→ Data provided
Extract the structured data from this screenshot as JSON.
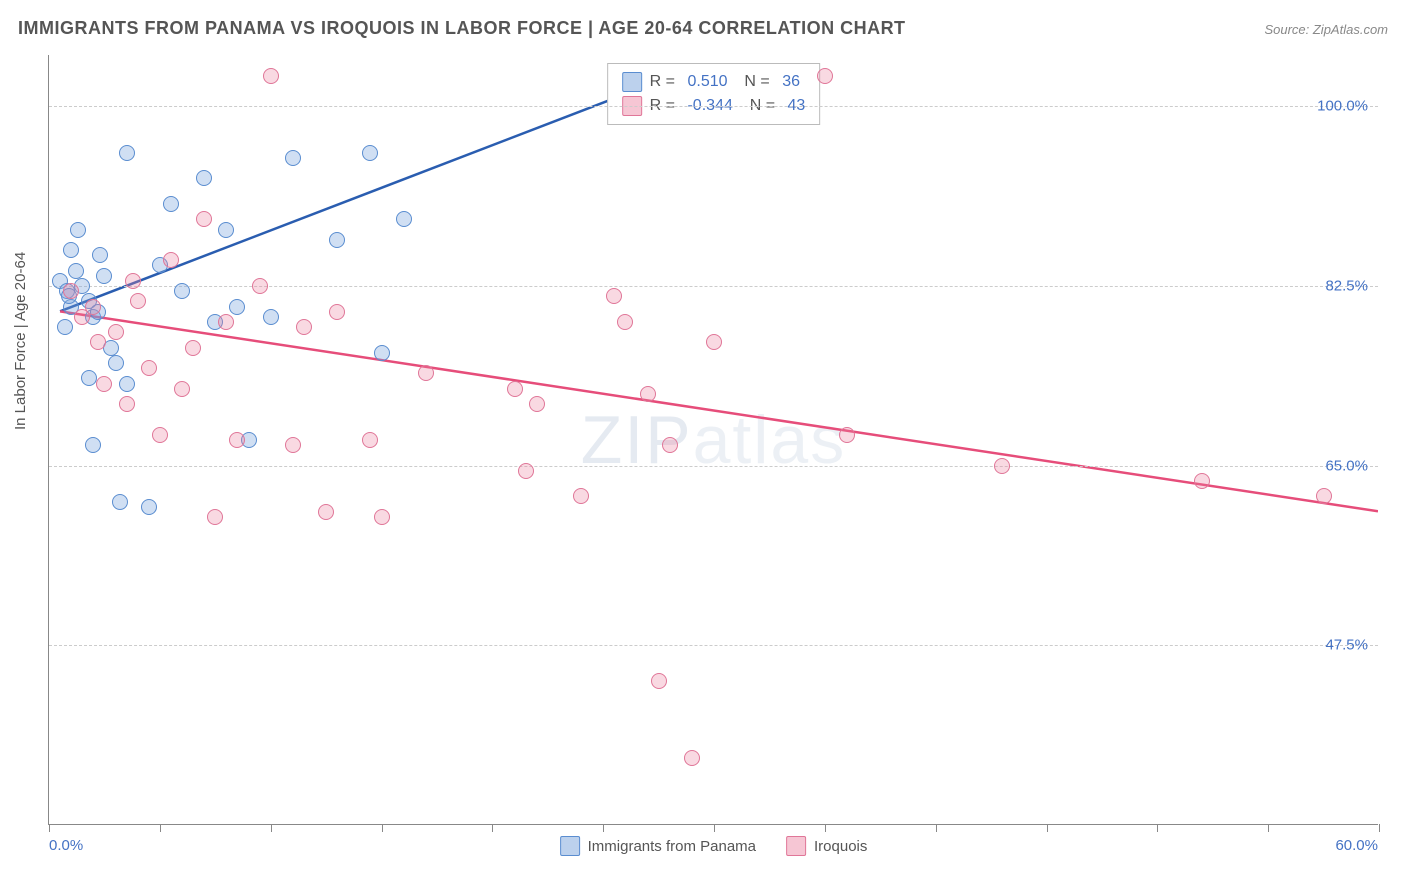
{
  "title": "IMMIGRANTS FROM PANAMA VS IROQUOIS IN LABOR FORCE | AGE 20-64 CORRELATION CHART",
  "source": "Source: ZipAtlas.com",
  "y_axis_label": "In Labor Force | Age 20-64",
  "watermark": "ZIPatlas",
  "chart": {
    "type": "scatter",
    "background_color": "#ffffff",
    "grid_color": "#cccccc",
    "axis_color": "#888888",
    "marker_radius": 8,
    "x_range": [
      0,
      60
    ],
    "y_range": [
      30,
      105
    ],
    "x_ticks": [
      0,
      5,
      10,
      15,
      20,
      25,
      30,
      35,
      40,
      45,
      50,
      55,
      60
    ],
    "x_min_label": "0.0%",
    "x_max_label": "60.0%",
    "y_gridlines": [
      47.5,
      65.0,
      82.5,
      100.0
    ],
    "y_tick_labels": [
      "47.5%",
      "65.0%",
      "82.5%",
      "100.0%"
    ],
    "series": [
      {
        "id": "panama",
        "name": "Immigrants from Panama",
        "color_fill": "rgba(121,164,220,0.35)",
        "color_stroke": "#5a8dd0",
        "trend_color": "#2a5db0",
        "trend_width": 2.5,
        "R": "0.510",
        "N": "36",
        "trend": {
          "x1": 0.5,
          "y1": 80.0,
          "x2": 27.0,
          "y2": 102.0
        },
        "points": [
          [
            0.5,
            83.0
          ],
          [
            0.8,
            82.0
          ],
          [
            1.0,
            80.5
          ],
          [
            1.2,
            84.0
          ],
          [
            1.5,
            82.5
          ],
          [
            1.8,
            81.0
          ],
          [
            2.0,
            79.5
          ],
          [
            2.2,
            80.0
          ],
          [
            2.5,
            83.5
          ],
          [
            0.7,
            78.5
          ],
          [
            1.0,
            86.0
          ],
          [
            1.3,
            88.0
          ],
          [
            3.5,
            95.5
          ],
          [
            2.8,
            76.5
          ],
          [
            3.0,
            75.0
          ],
          [
            3.5,
            73.0
          ],
          [
            2.0,
            67.0
          ],
          [
            3.2,
            61.5
          ],
          [
            4.5,
            61.0
          ],
          [
            5.0,
            84.5
          ],
          [
            5.5,
            90.5
          ],
          [
            6.0,
            82.0
          ],
          [
            7.0,
            93.0
          ],
          [
            7.5,
            79.0
          ],
          [
            8.0,
            88.0
          ],
          [
            8.5,
            80.5
          ],
          [
            9.0,
            67.5
          ],
          [
            10.0,
            79.5
          ],
          [
            11.0,
            95.0
          ],
          [
            13.0,
            87.0
          ],
          [
            14.5,
            95.5
          ],
          [
            15.0,
            76.0
          ],
          [
            16.0,
            89.0
          ],
          [
            1.8,
            73.5
          ],
          [
            2.3,
            85.5
          ],
          [
            0.9,
            81.5
          ]
        ]
      },
      {
        "id": "iroquois",
        "name": "Iroquois",
        "color_fill": "rgba(236,128,160,0.3)",
        "color_stroke": "#e07698",
        "trend_color": "#e64d7a",
        "trend_width": 2.5,
        "R": "-0.344",
        "N": "43",
        "trend": {
          "x1": 0.5,
          "y1": 80.0,
          "x2": 60.0,
          "y2": 60.5
        },
        "points": [
          [
            1.5,
            79.5
          ],
          [
            2.0,
            80.5
          ],
          [
            2.5,
            73.0
          ],
          [
            3.0,
            78.0
          ],
          [
            3.5,
            71.0
          ],
          [
            4.0,
            81.0
          ],
          [
            4.5,
            74.5
          ],
          [
            5.0,
            68.0
          ],
          [
            5.5,
            85.0
          ],
          [
            6.0,
            72.5
          ],
          [
            7.0,
            89.0
          ],
          [
            7.5,
            60.0
          ],
          [
            8.0,
            79.0
          ],
          [
            8.5,
            67.5
          ],
          [
            9.5,
            82.5
          ],
          [
            10.0,
            103.0
          ],
          [
            11.0,
            67.0
          ],
          [
            11.5,
            78.5
          ],
          [
            12.5,
            60.5
          ],
          [
            13.0,
            80.0
          ],
          [
            14.5,
            67.5
          ],
          [
            15.0,
            60.0
          ],
          [
            17.0,
            74.0
          ],
          [
            21.0,
            72.5
          ],
          [
            21.5,
            64.5
          ],
          [
            22.0,
            71.0
          ],
          [
            24.0,
            62.0
          ],
          [
            25.5,
            81.5
          ],
          [
            26.0,
            79.0
          ],
          [
            27.0,
            72.0
          ],
          [
            27.5,
            44.0
          ],
          [
            28.0,
            67.0
          ],
          [
            29.0,
            36.5
          ],
          [
            30.0,
            77.0
          ],
          [
            35.0,
            103.0
          ],
          [
            36.0,
            68.0
          ],
          [
            43.0,
            65.0
          ],
          [
            52.0,
            63.5
          ],
          [
            57.5,
            62.0
          ],
          [
            1.0,
            82.0
          ],
          [
            2.2,
            77.0
          ],
          [
            6.5,
            76.5
          ],
          [
            3.8,
            83.0
          ]
        ]
      }
    ],
    "bottom_legend": [
      {
        "swatch": "blue",
        "label": "Immigrants from Panama"
      },
      {
        "swatch": "pink",
        "label": "Iroquois"
      }
    ]
  }
}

→ To do
Find every line in the records that contains the word "rgba"; copy those lines.

→ Exercise result
        "color_fill": "rgba(121,164,220,0.35)",
        "color_fill": "rgba(236,128,160,0.3)",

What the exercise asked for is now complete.